◆ What the exercise asks: Reproduce every entry exactly.

### Records shown

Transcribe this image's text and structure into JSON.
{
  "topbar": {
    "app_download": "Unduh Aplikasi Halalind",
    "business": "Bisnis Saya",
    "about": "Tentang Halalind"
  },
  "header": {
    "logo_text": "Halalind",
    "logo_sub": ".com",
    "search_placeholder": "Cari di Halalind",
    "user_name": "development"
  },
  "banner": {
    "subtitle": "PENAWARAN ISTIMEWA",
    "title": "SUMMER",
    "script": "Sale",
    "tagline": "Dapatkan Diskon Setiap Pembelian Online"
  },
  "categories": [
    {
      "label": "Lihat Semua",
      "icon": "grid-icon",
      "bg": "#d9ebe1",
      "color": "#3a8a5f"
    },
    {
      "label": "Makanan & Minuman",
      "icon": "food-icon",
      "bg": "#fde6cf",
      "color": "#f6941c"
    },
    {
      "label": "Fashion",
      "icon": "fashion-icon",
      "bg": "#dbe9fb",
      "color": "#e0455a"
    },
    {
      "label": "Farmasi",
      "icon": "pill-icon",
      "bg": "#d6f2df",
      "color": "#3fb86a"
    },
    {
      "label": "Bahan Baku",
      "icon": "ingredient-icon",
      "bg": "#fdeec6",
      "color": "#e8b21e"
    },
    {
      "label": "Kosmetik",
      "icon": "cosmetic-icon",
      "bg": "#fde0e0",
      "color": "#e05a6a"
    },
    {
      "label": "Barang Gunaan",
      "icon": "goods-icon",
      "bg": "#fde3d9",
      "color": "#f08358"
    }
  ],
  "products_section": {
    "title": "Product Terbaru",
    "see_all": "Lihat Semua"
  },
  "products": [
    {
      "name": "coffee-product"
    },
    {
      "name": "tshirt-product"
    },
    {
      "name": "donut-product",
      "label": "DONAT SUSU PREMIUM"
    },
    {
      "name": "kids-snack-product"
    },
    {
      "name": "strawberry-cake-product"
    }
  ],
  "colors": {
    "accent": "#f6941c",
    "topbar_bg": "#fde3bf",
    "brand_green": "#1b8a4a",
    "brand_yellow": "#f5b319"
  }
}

######

◆ Result of this exercise:
Transcribe this image's text and structure into JSON.
{
  "topbar": {
    "app_download": "Unduh Aplikasi Halalind",
    "business": "Bisnis Saya",
    "about": "Tentang Halalind"
  },
  "header": {
    "logo_text": "Halalind",
    "logo_sub": ".com",
    "search_placeholder": "Cari di Halalind",
    "user_name": "development"
  },
  "banner": {
    "subtitle": "PENAWARAN ISTIMEWA",
    "title": "SUMMER",
    "script": "Sale",
    "tagline": "Dapatkan Diskon Setiap Pembelian Online"
  },
  "categories": [
    {
      "label": "Lihat Semua",
      "icon": "grid-icon",
      "bg": "#d9ebe1",
      "color": "#3a8a5f"
    },
    {
      "label": "Makanan & Minuman",
      "icon": "food-icon",
      "bg": "#fde6cf",
      "color": "#f6941c"
    },
    {
      "label": "Fashion",
      "icon": "fashion-icon",
      "bg": "#dbe9fb",
      "color": "#e0455a"
    },
    {
      "label": "Farmasi",
      "icon": "pill-icon",
      "bg": "#d6f2df",
      "color": "#3fb86a"
    },
    {
      "label": "Bahan Baku",
      "icon": "ingredient-icon",
      "bg": "#fdeec6",
      "color": "#e8b21e"
    },
    {
      "label": "Kosmetik",
      "icon": "cosmetic-icon",
      "bg": "#fde0e0",
      "color": "#e05a6a"
    },
    {
      "label": "Barang Gunaan",
      "icon": "goods-icon",
      "bg": "#fde3d9",
      "color": "#f08358"
    }
  ],
  "products_section": {
    "title": "Product Terbaru",
    "see_all": "Lihat Semua"
  },
  "products": [
    {
      "name": "coffee-product"
    },
    {
      "name": "tshirt-product"
    },
    {
      "name": "donut-product",
      "label": "DONAT SUSU PREMIUM"
    },
    {
      "name": "kids-snack-product"
    },
    {
      "name": "strawberry-cake-product"
    }
  ],
  "colors": {
    "accent": "#f6941c",
    "topbar_bg": "#fde3bf",
    "brand_green": "#1b8a4a",
    "brand_yellow": "#f5b319"
  }
}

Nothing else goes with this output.